◆ Job
Your task is to copy the listing exactly. Drop any pictures from the copy.

◆ Supplied material
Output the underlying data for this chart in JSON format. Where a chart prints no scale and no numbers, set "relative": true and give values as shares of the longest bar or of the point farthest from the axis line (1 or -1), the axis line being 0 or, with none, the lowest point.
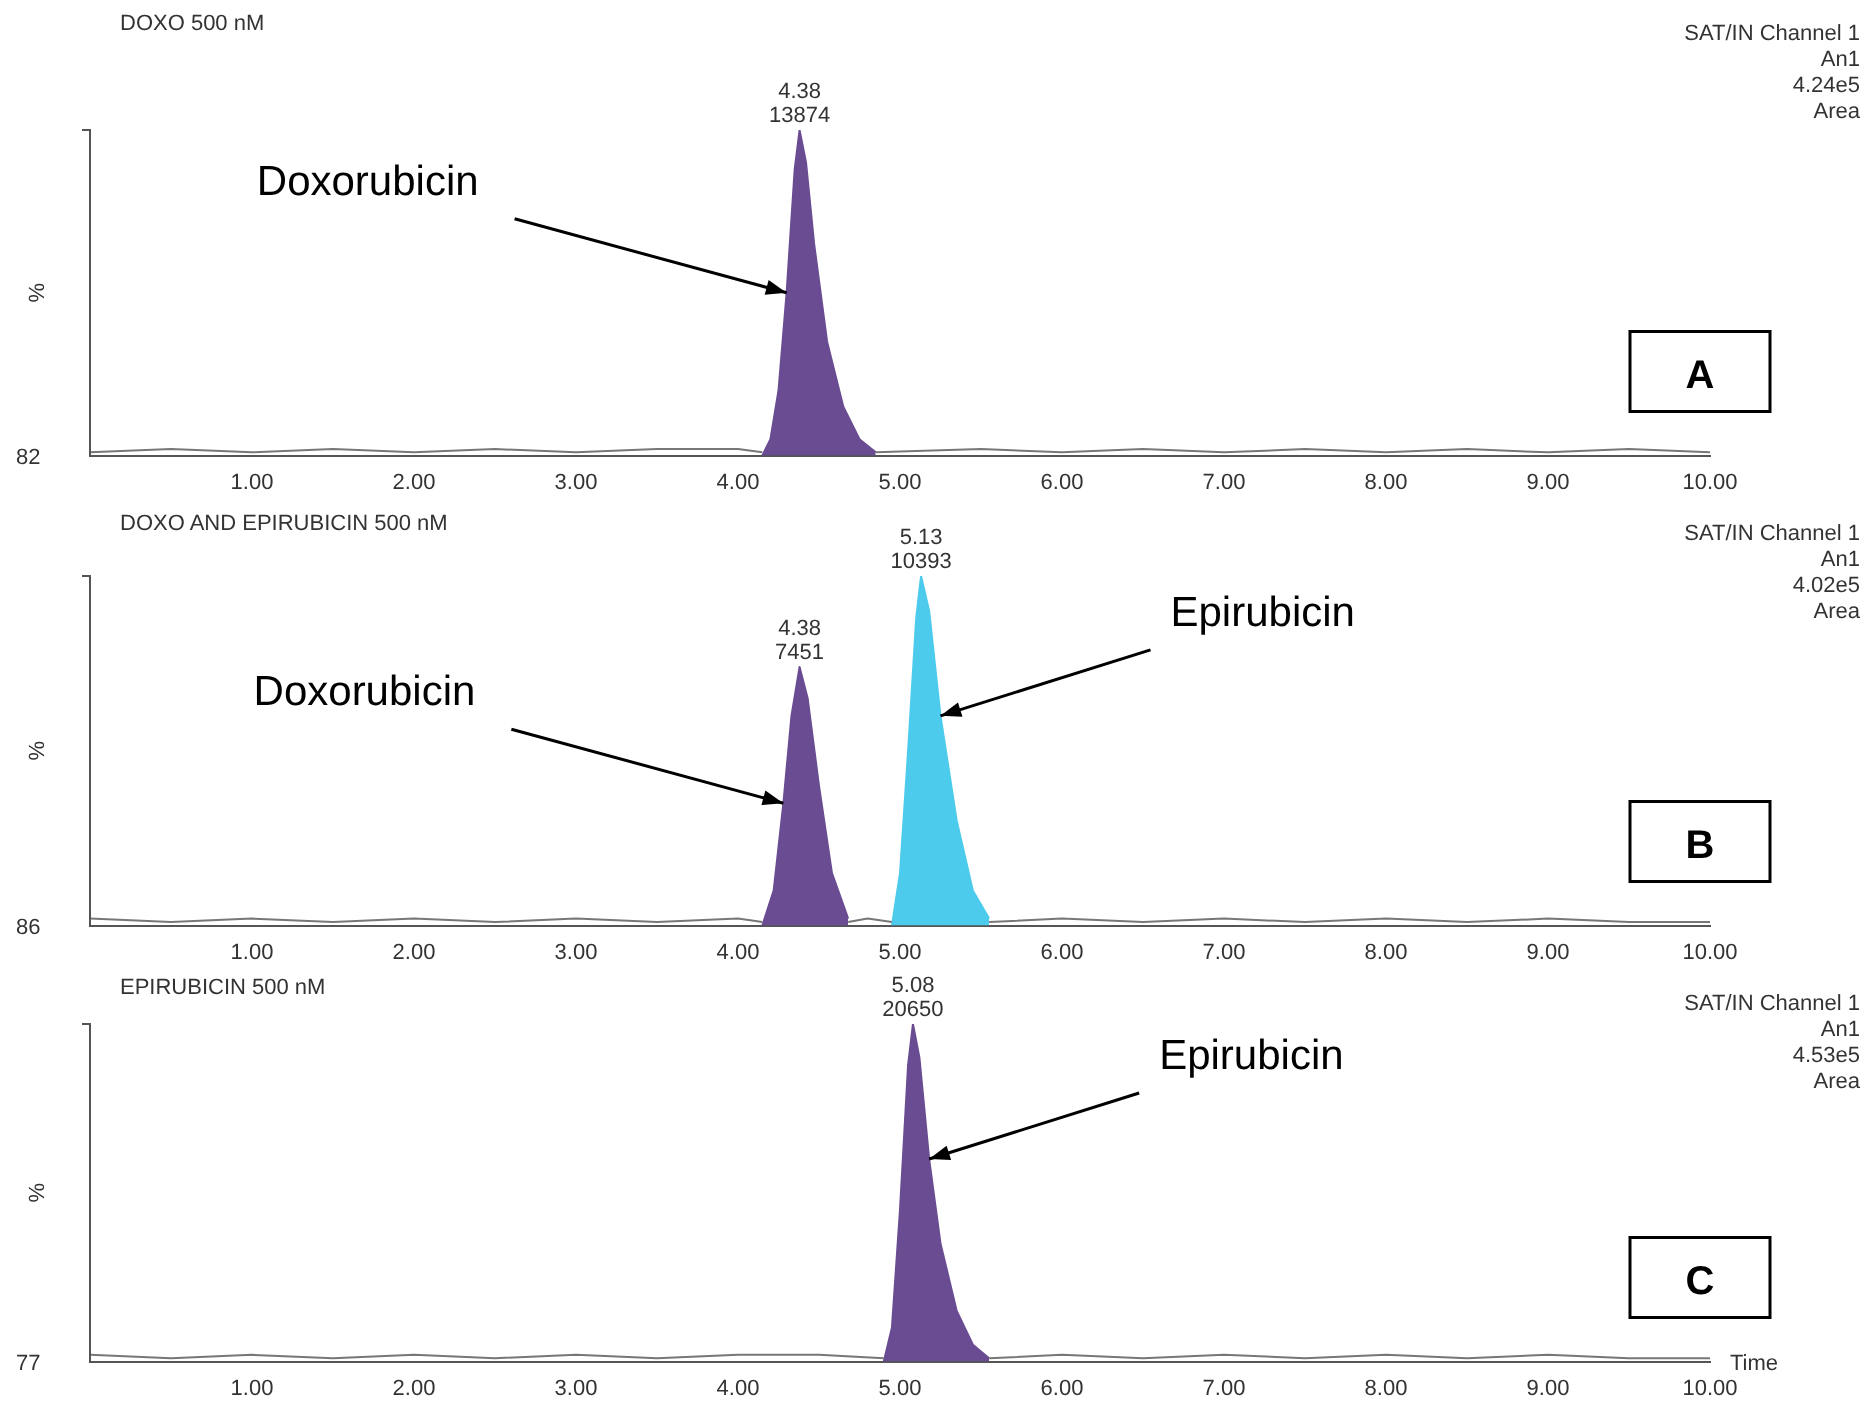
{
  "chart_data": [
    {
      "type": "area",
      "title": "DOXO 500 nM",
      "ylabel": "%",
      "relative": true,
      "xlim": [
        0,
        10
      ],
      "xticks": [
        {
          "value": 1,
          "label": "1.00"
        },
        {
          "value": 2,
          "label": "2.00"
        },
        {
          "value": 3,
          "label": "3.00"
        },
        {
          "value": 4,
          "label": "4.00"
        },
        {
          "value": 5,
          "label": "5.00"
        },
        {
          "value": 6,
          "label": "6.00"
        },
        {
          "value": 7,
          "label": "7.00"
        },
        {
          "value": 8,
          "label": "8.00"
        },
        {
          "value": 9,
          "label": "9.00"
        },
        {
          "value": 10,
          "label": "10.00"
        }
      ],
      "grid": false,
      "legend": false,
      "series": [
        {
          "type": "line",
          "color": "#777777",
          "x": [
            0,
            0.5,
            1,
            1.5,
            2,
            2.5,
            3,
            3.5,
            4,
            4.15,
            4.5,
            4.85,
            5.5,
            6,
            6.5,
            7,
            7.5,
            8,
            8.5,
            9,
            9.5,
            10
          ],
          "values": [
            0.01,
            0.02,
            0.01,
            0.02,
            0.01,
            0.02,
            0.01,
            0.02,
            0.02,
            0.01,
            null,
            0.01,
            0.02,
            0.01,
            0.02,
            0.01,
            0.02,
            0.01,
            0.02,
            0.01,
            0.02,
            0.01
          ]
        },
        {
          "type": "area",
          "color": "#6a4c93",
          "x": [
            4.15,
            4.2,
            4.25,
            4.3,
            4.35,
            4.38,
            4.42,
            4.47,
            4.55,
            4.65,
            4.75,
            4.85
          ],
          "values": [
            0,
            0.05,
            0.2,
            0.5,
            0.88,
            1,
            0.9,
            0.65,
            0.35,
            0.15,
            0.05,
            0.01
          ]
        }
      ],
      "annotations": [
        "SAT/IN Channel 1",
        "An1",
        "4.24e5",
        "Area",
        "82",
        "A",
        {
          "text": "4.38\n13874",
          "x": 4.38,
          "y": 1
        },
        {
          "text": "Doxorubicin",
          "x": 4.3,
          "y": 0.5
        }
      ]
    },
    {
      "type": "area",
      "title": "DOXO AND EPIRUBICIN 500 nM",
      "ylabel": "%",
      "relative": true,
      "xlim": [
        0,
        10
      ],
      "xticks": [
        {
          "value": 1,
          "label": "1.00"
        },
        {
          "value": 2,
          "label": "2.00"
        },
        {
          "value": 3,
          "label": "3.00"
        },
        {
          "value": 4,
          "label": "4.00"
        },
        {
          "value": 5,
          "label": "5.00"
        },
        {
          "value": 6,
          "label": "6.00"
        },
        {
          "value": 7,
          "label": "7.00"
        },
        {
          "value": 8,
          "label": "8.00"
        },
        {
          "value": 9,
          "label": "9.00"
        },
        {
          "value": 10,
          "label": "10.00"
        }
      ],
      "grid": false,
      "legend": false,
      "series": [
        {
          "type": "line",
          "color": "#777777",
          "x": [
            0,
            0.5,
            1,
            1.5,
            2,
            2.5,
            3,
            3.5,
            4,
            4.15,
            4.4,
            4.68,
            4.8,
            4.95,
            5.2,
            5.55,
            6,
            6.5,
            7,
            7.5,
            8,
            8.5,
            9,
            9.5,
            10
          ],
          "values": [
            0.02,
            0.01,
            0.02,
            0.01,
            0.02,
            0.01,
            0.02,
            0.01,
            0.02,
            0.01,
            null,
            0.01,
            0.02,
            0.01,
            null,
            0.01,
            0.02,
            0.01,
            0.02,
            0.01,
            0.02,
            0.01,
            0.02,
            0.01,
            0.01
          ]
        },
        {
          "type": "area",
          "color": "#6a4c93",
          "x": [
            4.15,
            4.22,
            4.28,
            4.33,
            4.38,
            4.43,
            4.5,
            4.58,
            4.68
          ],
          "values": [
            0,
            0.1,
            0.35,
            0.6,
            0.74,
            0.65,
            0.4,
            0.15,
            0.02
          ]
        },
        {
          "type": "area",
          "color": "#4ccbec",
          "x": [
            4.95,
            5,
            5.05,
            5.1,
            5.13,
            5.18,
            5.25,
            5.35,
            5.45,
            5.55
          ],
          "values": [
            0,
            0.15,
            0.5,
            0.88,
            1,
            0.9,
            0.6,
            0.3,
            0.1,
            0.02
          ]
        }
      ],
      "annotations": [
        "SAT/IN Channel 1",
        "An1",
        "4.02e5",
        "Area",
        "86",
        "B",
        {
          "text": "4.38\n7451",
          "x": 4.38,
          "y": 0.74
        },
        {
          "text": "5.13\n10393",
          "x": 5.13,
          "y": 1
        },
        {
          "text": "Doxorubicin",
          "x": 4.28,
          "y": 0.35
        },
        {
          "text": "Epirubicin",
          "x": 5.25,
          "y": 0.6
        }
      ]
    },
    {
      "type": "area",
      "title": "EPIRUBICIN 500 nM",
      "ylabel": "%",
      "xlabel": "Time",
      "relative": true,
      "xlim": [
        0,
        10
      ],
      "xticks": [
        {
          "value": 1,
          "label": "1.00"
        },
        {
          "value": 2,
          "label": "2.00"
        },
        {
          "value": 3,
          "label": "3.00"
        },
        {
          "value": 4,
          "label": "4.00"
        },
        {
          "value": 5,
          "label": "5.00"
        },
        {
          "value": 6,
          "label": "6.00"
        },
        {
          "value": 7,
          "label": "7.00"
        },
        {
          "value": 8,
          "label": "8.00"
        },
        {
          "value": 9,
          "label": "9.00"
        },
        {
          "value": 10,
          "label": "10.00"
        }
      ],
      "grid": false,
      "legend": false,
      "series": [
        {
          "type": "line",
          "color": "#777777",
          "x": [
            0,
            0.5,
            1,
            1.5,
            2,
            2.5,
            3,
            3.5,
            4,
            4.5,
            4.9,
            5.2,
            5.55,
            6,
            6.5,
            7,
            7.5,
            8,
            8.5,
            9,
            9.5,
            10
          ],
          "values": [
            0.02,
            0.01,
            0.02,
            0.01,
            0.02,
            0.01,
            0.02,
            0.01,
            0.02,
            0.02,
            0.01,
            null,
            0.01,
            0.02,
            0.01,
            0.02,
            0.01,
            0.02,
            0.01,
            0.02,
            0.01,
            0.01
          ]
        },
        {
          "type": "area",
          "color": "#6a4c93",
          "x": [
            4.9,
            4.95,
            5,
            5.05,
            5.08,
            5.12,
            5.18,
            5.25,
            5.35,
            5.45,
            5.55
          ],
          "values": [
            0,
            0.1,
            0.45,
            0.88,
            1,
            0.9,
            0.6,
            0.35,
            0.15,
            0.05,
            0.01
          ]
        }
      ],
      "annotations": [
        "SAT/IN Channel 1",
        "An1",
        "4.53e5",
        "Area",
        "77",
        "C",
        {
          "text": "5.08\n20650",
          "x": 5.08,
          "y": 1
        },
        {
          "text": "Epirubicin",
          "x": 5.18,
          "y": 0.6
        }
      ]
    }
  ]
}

◆ Result for this exercise
Output the underlying data for this chart in JSON format. Where a chart prints no scale and no numbers, set "relative": true and give values as shares of the longest bar or of the point farthest from the axis line (1 or -1), the axis line being 0 or, with none, the lowest point.
{
  "chart_data": [
    {
      "type": "area",
      "title": "DOXO 500 nM",
      "ylabel": "%",
      "relative": true,
      "xlim": [
        0,
        10
      ],
      "xticks": [
        {
          "value": 1,
          "label": "1.00"
        },
        {
          "value": 2,
          "label": "2.00"
        },
        {
          "value": 3,
          "label": "3.00"
        },
        {
          "value": 4,
          "label": "4.00"
        },
        {
          "value": 5,
          "label": "5.00"
        },
        {
          "value": 6,
          "label": "6.00"
        },
        {
          "value": 7,
          "label": "7.00"
        },
        {
          "value": 8,
          "label": "8.00"
        },
        {
          "value": 9,
          "label": "9.00"
        },
        {
          "value": 10,
          "label": "10.00"
        }
      ],
      "grid": false,
      "legend": false,
      "series": [
        {
          "type": "line",
          "color": "#777777",
          "x": [
            0,
            0.5,
            1,
            1.5,
            2,
            2.5,
            3,
            3.5,
            4,
            4.15,
            4.5,
            4.85,
            5.5,
            6,
            6.5,
            7,
            7.5,
            8,
            8.5,
            9,
            9.5,
            10
          ],
          "values": [
            0.01,
            0.02,
            0.01,
            0.02,
            0.01,
            0.02,
            0.01,
            0.02,
            0.02,
            0.01,
            null,
            0.01,
            0.02,
            0.01,
            0.02,
            0.01,
            0.02,
            0.01,
            0.02,
            0.01,
            0.02,
            0.01
          ]
        },
        {
          "type": "area",
          "color": "#6a4c93",
          "x": [
            4.15,
            4.2,
            4.25,
            4.3,
            4.35,
            4.38,
            4.42,
            4.47,
            4.55,
            4.65,
            4.75,
            4.85
          ],
          "values": [
            0,
            0.05,
            0.2,
            0.5,
            0.88,
            1,
            0.9,
            0.65,
            0.35,
            0.15,
            0.05,
            0.01
          ]
        }
      ],
      "annotations": [
        "SAT/IN Channel 1",
        "An1",
        "4.24e5",
        "Area",
        "82",
        "A",
        {
          "text": "4.38\n13874",
          "x": 4.38,
          "y": 1
        },
        {
          "text": "Doxorubicin",
          "x": 4.3,
          "y": 0.5
        }
      ]
    },
    {
      "type": "area",
      "title": "DOXO AND EPIRUBICIN 500 nM",
      "ylabel": "%",
      "relative": true,
      "xlim": [
        0,
        10
      ],
      "xticks": [
        {
          "value": 1,
          "label": "1.00"
        },
        {
          "value": 2,
          "label": "2.00"
        },
        {
          "value": 3,
          "label": "3.00"
        },
        {
          "value": 4,
          "label": "4.00"
        },
        {
          "value": 5,
          "label": "5.00"
        },
        {
          "value": 6,
          "label": "6.00"
        },
        {
          "value": 7,
          "label": "7.00"
        },
        {
          "value": 8,
          "label": "8.00"
        },
        {
          "value": 9,
          "label": "9.00"
        },
        {
          "value": 10,
          "label": "10.00"
        }
      ],
      "grid": false,
      "legend": false,
      "series": [
        {
          "type": "line",
          "color": "#777777",
          "x": [
            0,
            0.5,
            1,
            1.5,
            2,
            2.5,
            3,
            3.5,
            4,
            4.15,
            4.4,
            4.68,
            4.8,
            4.95,
            5.2,
            5.55,
            6,
            6.5,
            7,
            7.5,
            8,
            8.5,
            9,
            9.5,
            10
          ],
          "values": [
            0.02,
            0.01,
            0.02,
            0.01,
            0.02,
            0.01,
            0.02,
            0.01,
            0.02,
            0.01,
            null,
            0.01,
            0.02,
            0.01,
            null,
            0.01,
            0.02,
            0.01,
            0.02,
            0.01,
            0.02,
            0.01,
            0.02,
            0.01,
            0.01
          ]
        },
        {
          "type": "area",
          "color": "#6a4c93",
          "x": [
            4.15,
            4.22,
            4.28,
            4.33,
            4.38,
            4.43,
            4.5,
            4.58,
            4.68
          ],
          "values": [
            0,
            0.1,
            0.35,
            0.6,
            0.74,
            0.65,
            0.4,
            0.15,
            0.02
          ]
        },
        {
          "type": "area",
          "color": "#4ccbec",
          "x": [
            4.95,
            5,
            5.05,
            5.1,
            5.13,
            5.18,
            5.25,
            5.35,
            5.45,
            5.55
          ],
          "values": [
            0,
            0.15,
            0.5,
            0.88,
            1,
            0.9,
            0.6,
            0.3,
            0.1,
            0.02
          ]
        }
      ],
      "annotations": [
        "SAT/IN Channel 1",
        "An1",
        "4.02e5",
        "Area",
        "86",
        "B",
        {
          "text": "4.38\n7451",
          "x": 4.38,
          "y": 0.74
        },
        {
          "text": "5.13\n10393",
          "x": 5.13,
          "y": 1
        },
        {
          "text": "Doxorubicin",
          "x": 4.28,
          "y": 0.35
        },
        {
          "text": "Epirubicin",
          "x": 5.25,
          "y": 0.6
        }
      ]
    },
    {
      "type": "area",
      "title": "EPIRUBICIN 500 nM",
      "ylabel": "%",
      "xlabel": "Time",
      "relative": true,
      "xlim": [
        0,
        10
      ],
      "xticks": [
        {
          "value": 1,
          "label": "1.00"
        },
        {
          "value": 2,
          "label": "2.00"
        },
        {
          "value": 3,
          "label": "3.00"
        },
        {
          "value": 4,
          "label": "4.00"
        },
        {
          "value": 5,
          "label": "5.00"
        },
        {
          "value": 6,
          "label": "6.00"
        },
        {
          "value": 7,
          "label": "7.00"
        },
        {
          "value": 8,
          "label": "8.00"
        },
        {
          "value": 9,
          "label": "9.00"
        },
        {
          "value": 10,
          "label": "10.00"
        }
      ],
      "grid": false,
      "legend": false,
      "series": [
        {
          "type": "line",
          "color": "#777777",
          "x": [
            0,
            0.5,
            1,
            1.5,
            2,
            2.5,
            3,
            3.5,
            4,
            4.5,
            4.9,
            5.2,
            5.55,
            6,
            6.5,
            7,
            7.5,
            8,
            8.5,
            9,
            9.5,
            10
          ],
          "values": [
            0.02,
            0.01,
            0.02,
            0.01,
            0.02,
            0.01,
            0.02,
            0.01,
            0.02,
            0.02,
            0.01,
            null,
            0.01,
            0.02,
            0.01,
            0.02,
            0.01,
            0.02,
            0.01,
            0.02,
            0.01,
            0.01
          ]
        },
        {
          "type": "area",
          "color": "#6a4c93",
          "x": [
            4.9,
            4.95,
            5,
            5.05,
            5.08,
            5.12,
            5.18,
            5.25,
            5.35,
            5.45,
            5.55
          ],
          "values": [
            0,
            0.1,
            0.45,
            0.88,
            1,
            0.9,
            0.6,
            0.35,
            0.15,
            0.05,
            0.01
          ]
        }
      ],
      "annotations": [
        "SAT/IN Channel 1",
        "An1",
        "4.53e5",
        "Area",
        "77",
        "C",
        {
          "text": "5.08\n20650",
          "x": 5.08,
          "y": 1
        },
        {
          "text": "Epirubicin",
          "x": 5.18,
          "y": 0.6
        }
      ]
    }
  ]
}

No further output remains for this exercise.